Conversation 84657 - La cacheroute - un jeu d'argent ?

Michel6633
Mardi 17 décembre 2019 - 10:08

Bonjour,

question qui peut amuser ou frustrer le lecteur (et probablement l’équipe de Cheela) mais qui a pourtant tout son sens surtout de nos jours.

Les règles de Cacheroute sont très très strictes surtout concernant l'utilisation des ustensiles ou des fours sans oublier le nettoyage et la vérification des légumes (même Goush Katif... oui oui il suffit de regarder les vidéos du Rav Dorpman sur YouTube) ou encore les aliments soit disant ayant étés vérifiés tels les conserves avec la cacheroute Hatam Sofer ou encore les poissons surgelés censés être sans Tapilim (vous savez ces vers qui les infestent). et je ne parle pas ici des Oulamei Irouim (les salles de mariage et autres traiteurs avec pourtant des Cacherouyotes prestigieuses).

Batel beshisim ?

Cependant et malgré tout ça, nous ne rechignons jamais a être invites chez des proches ou la familles pour y déguster des bons petits plats sans pour autant savoir si le four qui a servi a cuire le gigot et qui a servi ensuite a cuire le gâteau a bien été nettoyé et a été laissé sans utilisation pendant 48 heure... ou encore les légumes ont-ils étés vérifiés ? Les ustensiles ont-ils êtes trempes au Mikve ? etc etc etc...

Dans ce cas de figure, sachant que nous n'avons pas de certitude quand a la cacheroute de notre famille ou de nos amis (ou même la notre a cause d'enfants en bas age qui mélangent tout en permanence), pourquoi donc sommes nous obligés de manger (pour ceux qui le souhaitent) dans des restaurant ayant obligatoirement une tehoudat ? surtout lorsque l'on sait que le Chomer Cacherout en Israël n'es pas présent 24h/24h (que ce soit Rabbanout ou Badatz eda haredi ou mahfoud.. aucune difference).... et qu'en plus nous nous savons bien qui est en cuisine (dans 90% des cas)...

+ + + + + + +

=== CONSIGNE 1 ===
Dans le message sur la cacheroute, relevez toutes les instances de surveillance énumérées dans la parenthèse qui commence par « que ce soit ».
=== CONSIGNE 2 ===
Donnez la suite du message sur la cacheroute en reprenant après sa dernière phrase.

+ + + + + + +

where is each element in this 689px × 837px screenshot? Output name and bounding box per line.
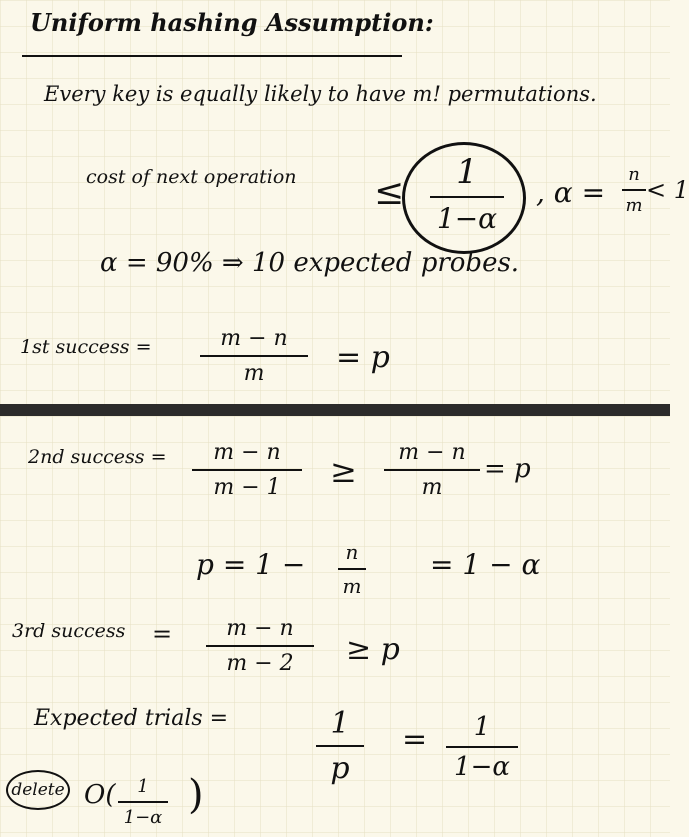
exp-num-2: 1 [473, 712, 491, 742]
fraction-bar [622, 189, 646, 191]
second-num-2: m − n [398, 440, 466, 465]
first-fraction [200, 326, 308, 386]
third-eq: = [152, 620, 173, 648]
big-o: O( [84, 780, 116, 810]
exp-den: p [330, 751, 350, 786]
cost-den: 1−α [436, 202, 498, 235]
o-den: 1−α [123, 807, 163, 828]
big-o-close: ) [188, 772, 204, 818]
cost-num: 1 [456, 152, 478, 192]
first-num: m − n [220, 326, 288, 351]
fraction-bar [192, 469, 302, 471]
second-den-2: m [421, 475, 443, 500]
p-lhs: p = 1 − [196, 548, 306, 581]
fraction-bar [316, 745, 364, 747]
big-o-fraction [118, 776, 168, 828]
second-num: m − n [213, 440, 281, 465]
fraction-bar [200, 355, 308, 357]
le-sign: ≤ [374, 172, 405, 213]
first-rhs: = p [336, 340, 390, 375]
exp-num: 1 [330, 706, 350, 741]
expected-eq: = [402, 722, 428, 757]
fraction-bar [446, 746, 518, 748]
p-num: n [345, 540, 359, 564]
expected-fraction [316, 706, 364, 786]
third-den: m − 2 [226, 651, 294, 676]
alpha-def: , α = [536, 176, 606, 209]
fraction-bar [430, 196, 504, 198]
p-rhs: = 1 − α [430, 548, 541, 581]
delete-oval [6, 770, 70, 810]
alpha-den: m [625, 195, 643, 216]
second-fraction [192, 440, 302, 500]
third-fraction [206, 616, 314, 676]
second-den: m − 1 [213, 475, 281, 500]
alpha-example: α = 90% ⇒ 10 expected probes. [100, 248, 520, 278]
p-fraction [338, 540, 366, 598]
third-rhs: ≥ p [346, 632, 400, 667]
fraction-bar [118, 801, 168, 803]
delete-text: delete [11, 780, 65, 800]
assumption-text: Every key is equally likely to have m! permutations. [44, 82, 597, 106]
expected-label: Expected trials = [34, 706, 229, 731]
page-title: Uniform hashing Assumption: [30, 8, 434, 37]
second-success-label: 2nd success = [28, 446, 167, 468]
section-divider [0, 404, 670, 416]
first-success-label: 1st success = [20, 336, 152, 358]
expected-fraction-2 [446, 712, 518, 782]
fraction-bar [338, 568, 366, 570]
second-fraction-2 [384, 440, 480, 500]
o-num: 1 [137, 776, 149, 797]
ge-sign: ≥ [330, 452, 357, 490]
fraction-bar [384, 469, 480, 471]
alpha-fraction [622, 164, 646, 216]
third-num: m − n [226, 616, 294, 641]
alpha-num: n [628, 164, 640, 185]
first-den: m [243, 361, 265, 386]
third-success-label: 3rd success [12, 620, 126, 642]
p-den: m [342, 574, 362, 598]
fraction-bar [206, 645, 314, 647]
exp-den-2: 1−α [454, 752, 510, 782]
cost-label: cost of next operation [86, 166, 297, 188]
second-rhs: = p [484, 454, 531, 484]
cost-fraction [430, 152, 504, 235]
alpha-tail: < 1 [646, 176, 689, 204]
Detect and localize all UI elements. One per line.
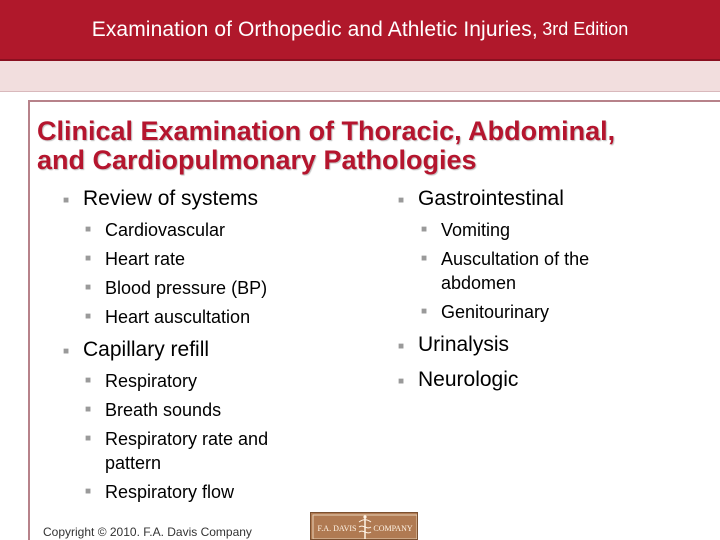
bullet-marker: ■	[85, 282, 92, 293]
bullet-text: Review of systems	[83, 187, 259, 210]
bullet-text: Neurologic	[418, 368, 519, 391]
slide-title	[37, 117, 615, 175]
slide-title-line-2: and Cardiopulmonary Pathologies	[37, 145, 477, 175]
bullet-marker: ■	[398, 341, 405, 352]
bullet-text: Respiratory rate and	[105, 429, 269, 449]
bullet-marker: ■	[85, 311, 92, 322]
bullet-marker: ■	[63, 346, 70, 357]
bullet-text: Gastrointestinal	[418, 187, 564, 210]
logo-text-left: F.A. DAVIS	[317, 524, 357, 533]
bullet-marker: ■	[421, 306, 428, 317]
bullet-marker: ■	[398, 376, 405, 387]
header-bar	[0, 0, 720, 61]
bullet-text-continued: abdomen	[441, 273, 517, 293]
bullet-marker: ■	[421, 253, 428, 264]
bullet-text: Breath sounds	[105, 400, 222, 420]
bullet-text: Heart rate	[105, 249, 186, 269]
bullet-text: Heart auscultation	[105, 307, 251, 327]
book-title: Examination of Orthopedic and Athletic Injuries,	[91, 17, 538, 41]
bullet-marker: ■	[421, 224, 428, 235]
bullet-text: Blood pressure (BP)	[105, 278, 268, 298]
book-edition: 3rd Edition	[542, 19, 629, 39]
publisher-logo	[310, 512, 418, 540]
header-band	[0, 61, 720, 92]
logo-text-right: COMPANY	[373, 524, 413, 533]
bullet-text: Vomiting	[441, 220, 511, 240]
bullet-text: Auscultation of the	[441, 249, 590, 269]
bullet-marker: ■	[63, 195, 70, 206]
bullet-text: Respiratory	[105, 371, 198, 391]
copyright-footer: Copyright © 2010. F.A. Davis Company	[43, 525, 252, 539]
bullet-marker: ■	[398, 195, 405, 206]
publisher-logo-graphic	[311, 513, 418, 540]
bullet-marker: ■	[85, 433, 92, 444]
bullet-marker: ■	[85, 224, 92, 235]
bullet-marker: ■	[85, 253, 92, 264]
bullet-text: Urinalysis	[418, 333, 510, 356]
bullet-text: Genitourinary	[441, 302, 550, 322]
bullet-text-continued: pattern	[105, 453, 162, 473]
bullet-marker: ■	[85, 486, 92, 497]
slide-title-line-1: Clinical Examination of Thoracic, Abdominal,	[37, 116, 616, 146]
bullet-marker: ■	[85, 375, 92, 386]
bullet-marker: ■	[85, 404, 92, 415]
bullet-text: Cardiovascular	[105, 220, 226, 240]
bullet-text: Capillary refill	[83, 338, 210, 361]
bullet-text: Respiratory flow	[105, 482, 235, 502]
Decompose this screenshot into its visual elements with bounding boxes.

+ + + + + + +

=== RÉPONSE RÉDIGÉE 1 ===
Rabbanout ; Badatz eda haredi ; mahfoud

=== RÉPONSE RÉDIGÉE 2 ===
Pourquoi la cuisine d'un restaurant (un restaurant qui ne fait par exemple que halavi ou que Bassari) a t'elle besoin d'une tehoudat ? Et une maison non ? Pourquoi une telle différentiation pour deux entités similaires sachant qu'a la maison le risque de d'enfreindre les lois de la cacheroute est plus important que dans un restaurant qui ne fait QUE Bassari ou Halavi ?

Vous pourriez aussi répondre qu'il faille manger (ou simplement éviter de manger tout court) dans un restaurant ayant un tehoudat Mehouderette mais l’autorité représentant le rabbinat ne consommerait pas la nourriture d'un restaurant a qui elle accorde sa tehoudat et sa signature ? Vous vous souvenez du Rav Messas qui mangeait dans des endroits avec tehoudat Rabbanout qui avait été interroge a ce sujet et avait répondu "je signe ? je mange" ? que dire du Rav Aviner qui demande "ou est le problème avec la viande Rabbanout ?"....

Je ne parle pas de la chehita mais bien du reste....

Bref.... n'y a t'il pas ici un jeu ? 

 

Rav Samuel Elikan
Mardi 17 décembre 2019 - 16:51

Shalom,

1- Je trouve votre question ni amusante, ni frustrante mais tout à fait pertinente.

2- Concernant la différence entre un établissement et une maison individuelle -

La cacherout est basée sur la confiance. Lorsque je vais manger chez des amis, je leur fais confiance. Si ce n'est pas le cas, j'éviterais d'y manger (sauf des choses pour lesquelles je n'ai pas de doute que je peux prendre, comme des fruits frais, etc.).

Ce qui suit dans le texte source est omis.